##### Document

# The Hunger Games



## mewtini (Mar 20, 2013)

Kill me if there's another thread, which there might be, because THG is popular.

Buuuuut go go go opinions! I've only read the first book in the series; it's definitely interesting, although it feels like it's written as if it somehow thinks you're only eight or something and need everything spelled out for you?


----------



## Scootaloo (Mar 20, 2013)

I read the trilogy about two years ago (fifth grade) and thought they were the best books in the universe. This is clearly not the case now. I thought it was really good, but everyone around me was reading it the next year so it kinda got old. Also the first two books (THG, Catching Fire) were fantastic but Mockingjay was terrible.


----------



## Michi (Apr 21, 2013)

I can give opinions!

The first book was honestly my favorite book that I've ever read. The second was a bit of a disappointment, just because I felt there was less action and it wasn't as interesting in general, but Mockingjay redeemed the series and is another one of my favorite books.

##########
##### Material to process

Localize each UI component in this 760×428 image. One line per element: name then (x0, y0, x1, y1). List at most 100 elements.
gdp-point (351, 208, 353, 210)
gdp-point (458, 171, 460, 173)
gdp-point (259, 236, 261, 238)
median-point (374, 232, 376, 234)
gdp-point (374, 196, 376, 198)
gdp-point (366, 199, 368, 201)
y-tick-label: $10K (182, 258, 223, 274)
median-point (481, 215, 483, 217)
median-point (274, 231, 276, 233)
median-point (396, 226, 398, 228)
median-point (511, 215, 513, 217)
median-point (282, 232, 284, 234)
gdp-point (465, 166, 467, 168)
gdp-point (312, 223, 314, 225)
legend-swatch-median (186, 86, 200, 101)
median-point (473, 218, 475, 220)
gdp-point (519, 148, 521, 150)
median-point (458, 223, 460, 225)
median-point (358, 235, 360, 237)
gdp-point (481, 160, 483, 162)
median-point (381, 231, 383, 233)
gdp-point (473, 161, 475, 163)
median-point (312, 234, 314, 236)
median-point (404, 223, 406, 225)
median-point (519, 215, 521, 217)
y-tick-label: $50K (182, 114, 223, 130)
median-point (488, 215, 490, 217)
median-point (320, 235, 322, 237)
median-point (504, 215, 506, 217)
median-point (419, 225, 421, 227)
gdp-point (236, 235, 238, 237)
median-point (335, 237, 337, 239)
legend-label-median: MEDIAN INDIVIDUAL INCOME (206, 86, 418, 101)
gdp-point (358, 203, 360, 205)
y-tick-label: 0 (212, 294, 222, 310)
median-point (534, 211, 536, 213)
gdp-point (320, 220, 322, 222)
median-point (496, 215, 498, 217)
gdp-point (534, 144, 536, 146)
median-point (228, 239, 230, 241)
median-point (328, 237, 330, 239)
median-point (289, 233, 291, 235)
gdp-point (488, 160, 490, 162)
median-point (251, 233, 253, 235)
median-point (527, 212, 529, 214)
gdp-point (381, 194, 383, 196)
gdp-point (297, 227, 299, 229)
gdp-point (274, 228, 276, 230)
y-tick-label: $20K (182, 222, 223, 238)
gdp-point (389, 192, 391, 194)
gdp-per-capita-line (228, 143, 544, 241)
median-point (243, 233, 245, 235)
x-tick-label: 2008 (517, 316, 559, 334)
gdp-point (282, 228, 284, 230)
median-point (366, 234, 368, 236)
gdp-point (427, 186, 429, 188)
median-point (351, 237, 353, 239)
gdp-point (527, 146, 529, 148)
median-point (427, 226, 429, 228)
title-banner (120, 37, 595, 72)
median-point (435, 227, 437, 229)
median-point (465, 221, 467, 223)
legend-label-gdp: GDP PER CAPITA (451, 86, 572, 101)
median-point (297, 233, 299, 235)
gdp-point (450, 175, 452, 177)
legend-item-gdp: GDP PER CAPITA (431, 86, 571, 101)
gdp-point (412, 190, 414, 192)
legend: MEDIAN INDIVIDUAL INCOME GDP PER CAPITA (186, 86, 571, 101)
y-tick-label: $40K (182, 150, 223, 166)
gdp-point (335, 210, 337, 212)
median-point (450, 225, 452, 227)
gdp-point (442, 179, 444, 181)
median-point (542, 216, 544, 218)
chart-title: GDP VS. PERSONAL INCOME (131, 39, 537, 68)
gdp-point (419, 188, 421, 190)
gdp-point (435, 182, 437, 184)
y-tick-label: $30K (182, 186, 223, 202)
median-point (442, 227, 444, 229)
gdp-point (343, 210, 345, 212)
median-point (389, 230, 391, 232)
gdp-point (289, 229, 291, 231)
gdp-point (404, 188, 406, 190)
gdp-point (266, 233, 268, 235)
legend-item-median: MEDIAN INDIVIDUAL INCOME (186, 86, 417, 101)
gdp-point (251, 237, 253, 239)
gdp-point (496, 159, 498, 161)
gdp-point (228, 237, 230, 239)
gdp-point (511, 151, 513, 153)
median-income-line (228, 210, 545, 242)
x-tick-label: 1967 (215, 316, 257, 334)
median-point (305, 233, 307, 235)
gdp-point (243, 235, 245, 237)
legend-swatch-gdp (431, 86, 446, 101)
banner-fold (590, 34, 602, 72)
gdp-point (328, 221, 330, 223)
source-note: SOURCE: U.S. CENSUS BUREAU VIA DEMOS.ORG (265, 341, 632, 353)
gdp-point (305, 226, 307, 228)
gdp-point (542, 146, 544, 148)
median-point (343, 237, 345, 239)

##########

* [Your tasks]:
1: Show every line of the records that contains the string "tick", matching case exactly.
2: Carry on the Hunger Games forum thread from the point where it stops.

* [Written answers]:
1:
y-tick-label: $10K (182, 258, 223, 274)
y-tick-label: $50K (182, 114, 223, 130)
y-tick-label: 0 (212, 294, 222, 310)
y-tick-label: $20K (182, 222, 223, 238)
x-tick-label: 2008 (517, 316, 559, 334)
y-tick-label: $40K (182, 150, 223, 166)
y-tick-label: $30K (182, 186, 223, 202)
x-tick-label: 1967 (215, 316, 257, 334)

2:
If we can discuss the film, I felt that the actor/actress choices were, in most cases, rather terrible. Especially Effie, who was not at all how I had pictured her.


----------



## Phantom (May 19, 2013)

Has anyone seen the trailer for Catching Fire? It looked pretty good.


----------



## Scootaloo (May 20, 2013)

Phantom said:


> Has anyone seen the trailer for Catching Fire? It looked pretty good.


I have! I'm pretty excited. Thankfully it's premiering during thanksgiving break for me iirc so now i can go to midnight premiere without having school the next day! (unlike for the first movie)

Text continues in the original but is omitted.